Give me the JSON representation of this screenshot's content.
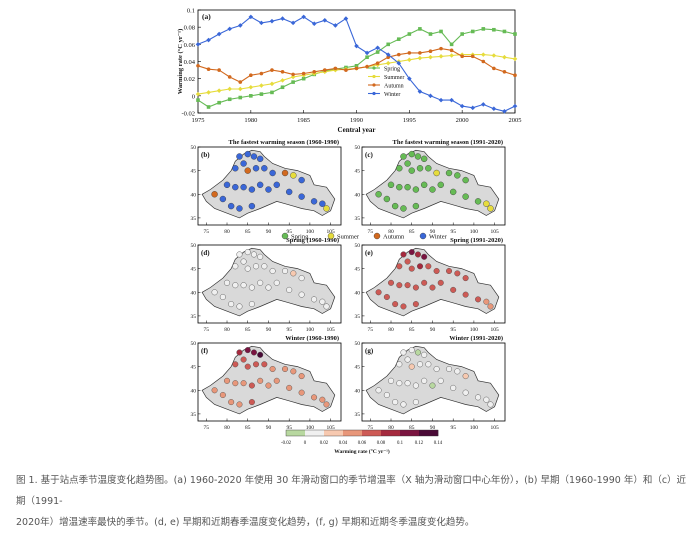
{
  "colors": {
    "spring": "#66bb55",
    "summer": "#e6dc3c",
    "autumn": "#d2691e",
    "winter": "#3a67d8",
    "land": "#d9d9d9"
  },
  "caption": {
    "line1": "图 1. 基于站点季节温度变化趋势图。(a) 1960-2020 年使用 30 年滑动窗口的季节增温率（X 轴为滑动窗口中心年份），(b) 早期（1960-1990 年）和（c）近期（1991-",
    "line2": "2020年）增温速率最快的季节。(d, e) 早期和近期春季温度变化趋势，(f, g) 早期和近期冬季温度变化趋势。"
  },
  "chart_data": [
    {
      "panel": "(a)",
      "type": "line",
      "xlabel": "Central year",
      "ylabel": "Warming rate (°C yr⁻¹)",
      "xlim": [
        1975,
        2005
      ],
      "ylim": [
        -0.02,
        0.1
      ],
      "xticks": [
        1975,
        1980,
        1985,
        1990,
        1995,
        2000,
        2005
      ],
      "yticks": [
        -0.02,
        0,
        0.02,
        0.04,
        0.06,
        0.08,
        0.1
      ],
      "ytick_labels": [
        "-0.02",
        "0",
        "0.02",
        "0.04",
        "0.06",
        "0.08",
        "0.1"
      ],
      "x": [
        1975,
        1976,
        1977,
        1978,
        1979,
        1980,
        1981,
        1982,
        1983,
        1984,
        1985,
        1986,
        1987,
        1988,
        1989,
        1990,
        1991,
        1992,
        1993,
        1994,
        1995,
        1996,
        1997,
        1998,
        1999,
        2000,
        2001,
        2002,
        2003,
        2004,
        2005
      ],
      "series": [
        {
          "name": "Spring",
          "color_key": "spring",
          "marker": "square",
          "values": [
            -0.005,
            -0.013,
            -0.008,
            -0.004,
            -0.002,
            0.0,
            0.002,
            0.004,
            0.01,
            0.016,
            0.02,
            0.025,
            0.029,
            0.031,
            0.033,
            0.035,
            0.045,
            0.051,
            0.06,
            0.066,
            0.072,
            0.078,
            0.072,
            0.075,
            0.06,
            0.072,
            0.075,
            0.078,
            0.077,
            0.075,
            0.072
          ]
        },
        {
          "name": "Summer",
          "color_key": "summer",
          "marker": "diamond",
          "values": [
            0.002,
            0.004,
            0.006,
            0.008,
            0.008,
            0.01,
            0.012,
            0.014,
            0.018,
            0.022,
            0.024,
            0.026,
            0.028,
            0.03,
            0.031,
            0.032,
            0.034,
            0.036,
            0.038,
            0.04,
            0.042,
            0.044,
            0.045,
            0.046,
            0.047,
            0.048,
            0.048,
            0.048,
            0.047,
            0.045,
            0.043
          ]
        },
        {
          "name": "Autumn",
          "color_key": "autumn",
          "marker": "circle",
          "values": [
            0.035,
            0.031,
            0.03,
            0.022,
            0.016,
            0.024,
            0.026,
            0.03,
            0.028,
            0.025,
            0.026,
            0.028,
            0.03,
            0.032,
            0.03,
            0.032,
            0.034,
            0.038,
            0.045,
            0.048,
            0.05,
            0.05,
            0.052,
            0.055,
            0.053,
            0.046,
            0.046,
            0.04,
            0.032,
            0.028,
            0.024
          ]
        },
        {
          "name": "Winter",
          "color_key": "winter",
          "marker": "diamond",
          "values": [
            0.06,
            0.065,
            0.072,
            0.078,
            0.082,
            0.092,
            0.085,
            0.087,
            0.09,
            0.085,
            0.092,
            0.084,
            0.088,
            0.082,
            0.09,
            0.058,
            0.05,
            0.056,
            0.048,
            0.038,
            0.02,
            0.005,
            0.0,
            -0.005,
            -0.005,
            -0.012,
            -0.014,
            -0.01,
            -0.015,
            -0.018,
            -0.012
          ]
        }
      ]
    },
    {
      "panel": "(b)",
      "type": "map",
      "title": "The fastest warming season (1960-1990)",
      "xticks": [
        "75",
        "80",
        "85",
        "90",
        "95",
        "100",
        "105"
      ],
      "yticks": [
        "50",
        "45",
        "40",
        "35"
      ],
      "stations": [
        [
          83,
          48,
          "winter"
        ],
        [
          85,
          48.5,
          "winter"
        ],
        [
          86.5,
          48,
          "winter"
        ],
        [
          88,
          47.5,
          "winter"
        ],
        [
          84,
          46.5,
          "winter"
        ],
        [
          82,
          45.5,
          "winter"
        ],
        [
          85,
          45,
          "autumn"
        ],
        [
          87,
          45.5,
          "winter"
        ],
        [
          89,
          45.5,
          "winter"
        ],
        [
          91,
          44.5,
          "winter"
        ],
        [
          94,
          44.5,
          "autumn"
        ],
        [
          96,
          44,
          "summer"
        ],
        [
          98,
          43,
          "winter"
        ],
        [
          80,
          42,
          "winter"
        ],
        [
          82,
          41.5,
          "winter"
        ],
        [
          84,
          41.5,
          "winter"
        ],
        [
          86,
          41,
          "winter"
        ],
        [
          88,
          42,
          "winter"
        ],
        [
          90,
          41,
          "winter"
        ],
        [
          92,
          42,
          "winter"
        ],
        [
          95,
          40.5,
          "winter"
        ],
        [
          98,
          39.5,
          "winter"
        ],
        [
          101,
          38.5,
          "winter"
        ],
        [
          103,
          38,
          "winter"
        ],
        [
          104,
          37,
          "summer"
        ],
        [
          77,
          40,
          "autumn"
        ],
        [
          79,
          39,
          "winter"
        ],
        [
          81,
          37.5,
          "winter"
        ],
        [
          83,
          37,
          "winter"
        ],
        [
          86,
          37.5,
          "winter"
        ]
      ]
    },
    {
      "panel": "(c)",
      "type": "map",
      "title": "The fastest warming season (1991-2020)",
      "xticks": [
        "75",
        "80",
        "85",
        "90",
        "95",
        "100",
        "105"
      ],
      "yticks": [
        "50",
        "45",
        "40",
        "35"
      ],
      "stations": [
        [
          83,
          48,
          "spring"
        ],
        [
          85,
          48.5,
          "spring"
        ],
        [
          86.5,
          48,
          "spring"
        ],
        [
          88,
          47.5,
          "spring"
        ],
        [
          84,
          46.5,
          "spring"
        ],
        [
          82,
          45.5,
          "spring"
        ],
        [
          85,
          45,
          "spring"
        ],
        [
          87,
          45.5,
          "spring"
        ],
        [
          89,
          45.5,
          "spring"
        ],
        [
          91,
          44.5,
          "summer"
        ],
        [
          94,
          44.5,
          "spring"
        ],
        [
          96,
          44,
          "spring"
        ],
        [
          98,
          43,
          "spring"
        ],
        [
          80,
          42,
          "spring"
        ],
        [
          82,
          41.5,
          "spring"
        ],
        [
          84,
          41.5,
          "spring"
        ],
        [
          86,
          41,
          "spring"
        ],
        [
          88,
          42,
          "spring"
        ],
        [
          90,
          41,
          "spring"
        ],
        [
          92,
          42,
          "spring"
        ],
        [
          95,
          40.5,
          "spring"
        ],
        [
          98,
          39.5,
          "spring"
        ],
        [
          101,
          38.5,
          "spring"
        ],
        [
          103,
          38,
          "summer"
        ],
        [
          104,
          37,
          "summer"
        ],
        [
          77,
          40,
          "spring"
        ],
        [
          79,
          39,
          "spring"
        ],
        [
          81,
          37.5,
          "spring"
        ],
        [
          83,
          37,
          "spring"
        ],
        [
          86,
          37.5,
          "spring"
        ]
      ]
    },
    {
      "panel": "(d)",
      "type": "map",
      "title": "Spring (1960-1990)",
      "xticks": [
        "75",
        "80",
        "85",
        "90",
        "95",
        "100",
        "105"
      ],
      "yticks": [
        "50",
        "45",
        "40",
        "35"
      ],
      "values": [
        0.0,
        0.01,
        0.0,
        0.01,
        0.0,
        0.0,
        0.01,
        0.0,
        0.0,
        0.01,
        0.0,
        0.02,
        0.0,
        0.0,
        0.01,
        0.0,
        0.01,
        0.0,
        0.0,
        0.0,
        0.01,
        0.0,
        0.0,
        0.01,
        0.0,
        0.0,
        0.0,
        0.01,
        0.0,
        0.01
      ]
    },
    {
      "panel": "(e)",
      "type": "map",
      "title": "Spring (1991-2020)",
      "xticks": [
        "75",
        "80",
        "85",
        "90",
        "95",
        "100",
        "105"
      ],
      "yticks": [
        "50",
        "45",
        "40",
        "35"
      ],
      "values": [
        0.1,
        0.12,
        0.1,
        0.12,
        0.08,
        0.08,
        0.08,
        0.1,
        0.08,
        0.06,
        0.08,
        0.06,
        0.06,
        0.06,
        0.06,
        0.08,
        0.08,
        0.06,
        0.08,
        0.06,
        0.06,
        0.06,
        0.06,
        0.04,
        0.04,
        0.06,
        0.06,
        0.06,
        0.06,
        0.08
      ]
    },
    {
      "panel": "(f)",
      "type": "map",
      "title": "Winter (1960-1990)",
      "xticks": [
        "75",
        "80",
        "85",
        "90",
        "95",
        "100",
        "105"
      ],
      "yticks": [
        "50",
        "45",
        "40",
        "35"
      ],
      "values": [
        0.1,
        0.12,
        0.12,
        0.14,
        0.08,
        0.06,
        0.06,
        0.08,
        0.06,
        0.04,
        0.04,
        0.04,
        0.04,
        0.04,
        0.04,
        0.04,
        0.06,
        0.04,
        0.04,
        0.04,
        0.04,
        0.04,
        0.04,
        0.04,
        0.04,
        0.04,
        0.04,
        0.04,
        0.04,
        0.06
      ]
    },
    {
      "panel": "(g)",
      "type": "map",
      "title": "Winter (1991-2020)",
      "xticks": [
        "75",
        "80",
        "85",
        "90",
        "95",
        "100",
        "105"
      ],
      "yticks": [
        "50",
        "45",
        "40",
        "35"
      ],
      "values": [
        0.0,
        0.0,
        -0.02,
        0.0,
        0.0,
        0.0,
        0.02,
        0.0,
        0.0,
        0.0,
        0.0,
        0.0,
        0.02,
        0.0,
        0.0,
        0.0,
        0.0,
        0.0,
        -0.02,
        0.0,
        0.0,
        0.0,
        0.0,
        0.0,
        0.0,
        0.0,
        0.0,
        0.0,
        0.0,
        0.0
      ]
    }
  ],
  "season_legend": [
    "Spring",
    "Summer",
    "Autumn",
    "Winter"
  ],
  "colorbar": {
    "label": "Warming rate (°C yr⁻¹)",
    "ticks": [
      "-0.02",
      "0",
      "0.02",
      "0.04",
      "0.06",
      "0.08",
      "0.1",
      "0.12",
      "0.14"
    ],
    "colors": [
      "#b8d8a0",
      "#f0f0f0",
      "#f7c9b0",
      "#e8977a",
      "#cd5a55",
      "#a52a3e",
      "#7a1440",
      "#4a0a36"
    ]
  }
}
########
What you have to do -> Pull every line containing "fastest" out of the data above.

Finished exercise ->
      "title": "The fastest warming season (1960-1990)",
      "title": "The fastest warming season (1991-2020)",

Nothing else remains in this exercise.